-- SET TASK --
Check each line of the data below for the word "TetherUS", then extract the ones that have it.

(Structured figure records)
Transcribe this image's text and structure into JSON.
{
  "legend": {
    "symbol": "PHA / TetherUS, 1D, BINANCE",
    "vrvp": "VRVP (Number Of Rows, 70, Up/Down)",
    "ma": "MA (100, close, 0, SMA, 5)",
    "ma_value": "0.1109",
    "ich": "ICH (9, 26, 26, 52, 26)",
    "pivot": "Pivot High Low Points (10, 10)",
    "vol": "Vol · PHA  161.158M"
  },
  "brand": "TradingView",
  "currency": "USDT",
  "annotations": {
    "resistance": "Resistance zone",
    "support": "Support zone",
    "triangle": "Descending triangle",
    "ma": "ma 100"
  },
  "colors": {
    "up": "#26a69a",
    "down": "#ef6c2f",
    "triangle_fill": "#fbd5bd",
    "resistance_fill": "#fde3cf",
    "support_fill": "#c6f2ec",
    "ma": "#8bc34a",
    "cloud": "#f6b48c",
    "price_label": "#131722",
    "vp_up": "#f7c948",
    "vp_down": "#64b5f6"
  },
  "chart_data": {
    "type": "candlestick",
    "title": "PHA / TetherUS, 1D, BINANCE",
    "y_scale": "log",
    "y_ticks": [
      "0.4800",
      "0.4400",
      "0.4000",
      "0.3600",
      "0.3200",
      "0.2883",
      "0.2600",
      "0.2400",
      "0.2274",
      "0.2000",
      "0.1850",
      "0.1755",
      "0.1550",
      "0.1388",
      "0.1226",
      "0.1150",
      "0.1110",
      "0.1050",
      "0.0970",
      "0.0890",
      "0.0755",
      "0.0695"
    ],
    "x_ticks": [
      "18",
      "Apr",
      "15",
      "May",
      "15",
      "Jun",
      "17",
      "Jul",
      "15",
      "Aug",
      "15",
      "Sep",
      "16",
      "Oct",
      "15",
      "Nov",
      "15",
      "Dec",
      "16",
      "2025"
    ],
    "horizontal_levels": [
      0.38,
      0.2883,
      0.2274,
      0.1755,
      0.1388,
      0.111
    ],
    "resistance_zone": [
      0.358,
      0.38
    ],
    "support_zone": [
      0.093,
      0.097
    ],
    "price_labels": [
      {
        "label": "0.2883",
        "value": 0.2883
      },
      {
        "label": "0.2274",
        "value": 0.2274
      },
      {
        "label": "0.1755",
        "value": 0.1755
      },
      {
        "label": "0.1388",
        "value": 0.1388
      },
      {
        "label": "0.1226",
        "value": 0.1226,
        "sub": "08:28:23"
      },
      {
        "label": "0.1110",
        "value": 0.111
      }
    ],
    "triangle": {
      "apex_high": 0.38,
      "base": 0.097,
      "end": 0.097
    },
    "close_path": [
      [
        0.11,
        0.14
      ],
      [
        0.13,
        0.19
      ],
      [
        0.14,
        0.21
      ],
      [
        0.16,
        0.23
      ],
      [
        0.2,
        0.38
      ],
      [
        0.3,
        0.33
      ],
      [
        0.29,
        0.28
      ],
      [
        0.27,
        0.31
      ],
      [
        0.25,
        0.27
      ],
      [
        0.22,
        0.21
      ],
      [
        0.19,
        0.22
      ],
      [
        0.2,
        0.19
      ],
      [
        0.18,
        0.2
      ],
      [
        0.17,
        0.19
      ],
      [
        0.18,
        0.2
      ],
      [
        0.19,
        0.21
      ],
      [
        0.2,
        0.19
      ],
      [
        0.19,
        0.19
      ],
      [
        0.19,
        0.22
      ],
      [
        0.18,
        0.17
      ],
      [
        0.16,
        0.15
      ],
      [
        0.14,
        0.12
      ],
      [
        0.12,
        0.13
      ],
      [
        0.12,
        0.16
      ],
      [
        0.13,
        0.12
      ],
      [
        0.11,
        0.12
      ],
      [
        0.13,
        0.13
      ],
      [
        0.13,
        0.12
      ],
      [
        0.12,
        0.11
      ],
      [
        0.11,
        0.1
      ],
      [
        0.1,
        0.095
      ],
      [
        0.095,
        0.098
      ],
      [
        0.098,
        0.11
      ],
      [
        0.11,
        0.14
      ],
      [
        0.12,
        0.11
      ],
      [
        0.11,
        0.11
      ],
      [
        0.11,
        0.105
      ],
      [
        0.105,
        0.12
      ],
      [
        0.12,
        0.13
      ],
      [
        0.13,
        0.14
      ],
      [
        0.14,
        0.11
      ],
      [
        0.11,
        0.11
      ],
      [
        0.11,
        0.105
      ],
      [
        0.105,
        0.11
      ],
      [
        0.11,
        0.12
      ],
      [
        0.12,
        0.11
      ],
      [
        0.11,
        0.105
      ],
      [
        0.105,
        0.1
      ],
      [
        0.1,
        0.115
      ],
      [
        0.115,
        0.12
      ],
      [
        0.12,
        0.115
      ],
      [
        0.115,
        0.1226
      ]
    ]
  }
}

-- SOLUTION TO THE EXERCISE --
    "symbol": "PHA / TetherUS, 1D, BINANCE",
    "title": "PHA / TetherUS, 1D, BINANCE",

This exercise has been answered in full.